# Written request:
Write out every entry precisely as given, leaving the pictures out.

Figure dataset records
************
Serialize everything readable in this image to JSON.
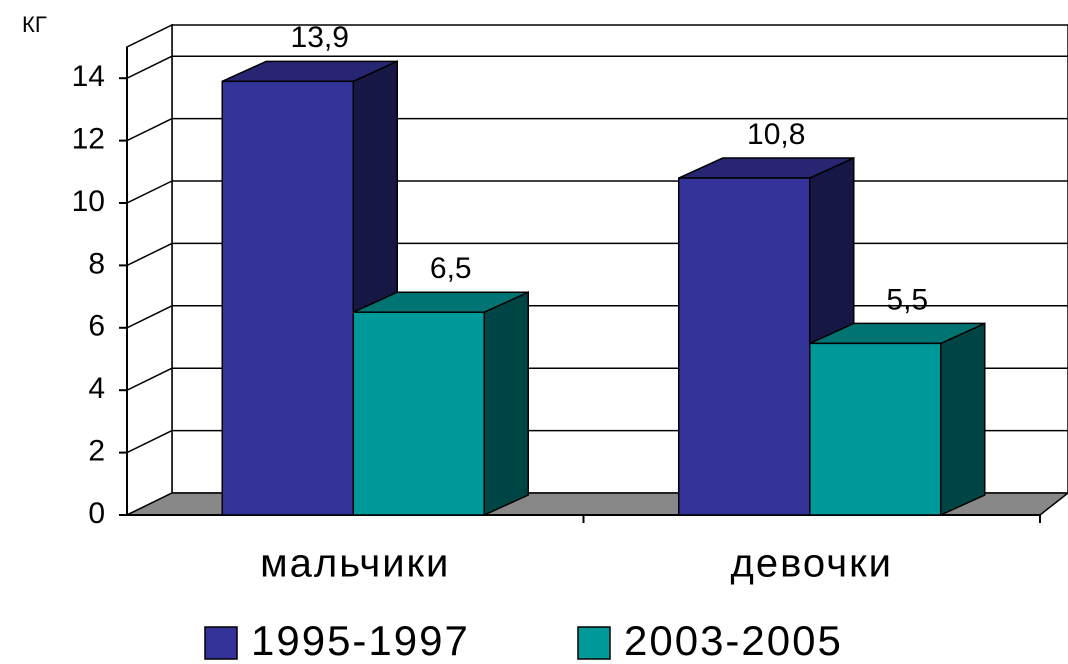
{
  "chart_data": {
    "type": "bar3d",
    "y_label": "КГ",
    "categories": [
      "мальчики",
      "девочки"
    ],
    "series": [
      {
        "name": "1995-1997",
        "color": "#333399",
        "values": [
          13.9,
          10.8
        ],
        "value_labels": [
          "13,9",
          "10,8"
        ]
      },
      {
        "name": "2003-2005",
        "color": "#009999",
        "values": [
          6.5,
          5.5
        ],
        "value_labels": [
          "6,5",
          "5,5"
        ]
      }
    ],
    "ylim": [
      0,
      15
    ],
    "yticks": [
      0,
      2,
      4,
      6,
      8,
      10,
      12,
      14
    ],
    "grid": true,
    "legend": "bottom"
  }
}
************
# Reply:
Serialize everything readable in this image to JSON.
{
  "chart_data": {
    "type": "bar3d",
    "y_label": "КГ",
    "categories": [
      "мальчики",
      "девочки"
    ],
    "series": [
      {
        "name": "1995-1997",
        "color": "#333399",
        "values": [
          13.9,
          10.8
        ],
        "value_labels": [
          "13,9",
          "10,8"
        ]
      },
      {
        "name": "2003-2005",
        "color": "#009999",
        "values": [
          6.5,
          5.5
        ],
        "value_labels": [
          "6,5",
          "5,5"
        ]
      }
    ],
    "ylim": [
      0,
      15
    ],
    "yticks": [
      0,
      2,
      4,
      6,
      8,
      10,
      12,
      14
    ],
    "grid": true,
    "legend": "bottom"
  }
}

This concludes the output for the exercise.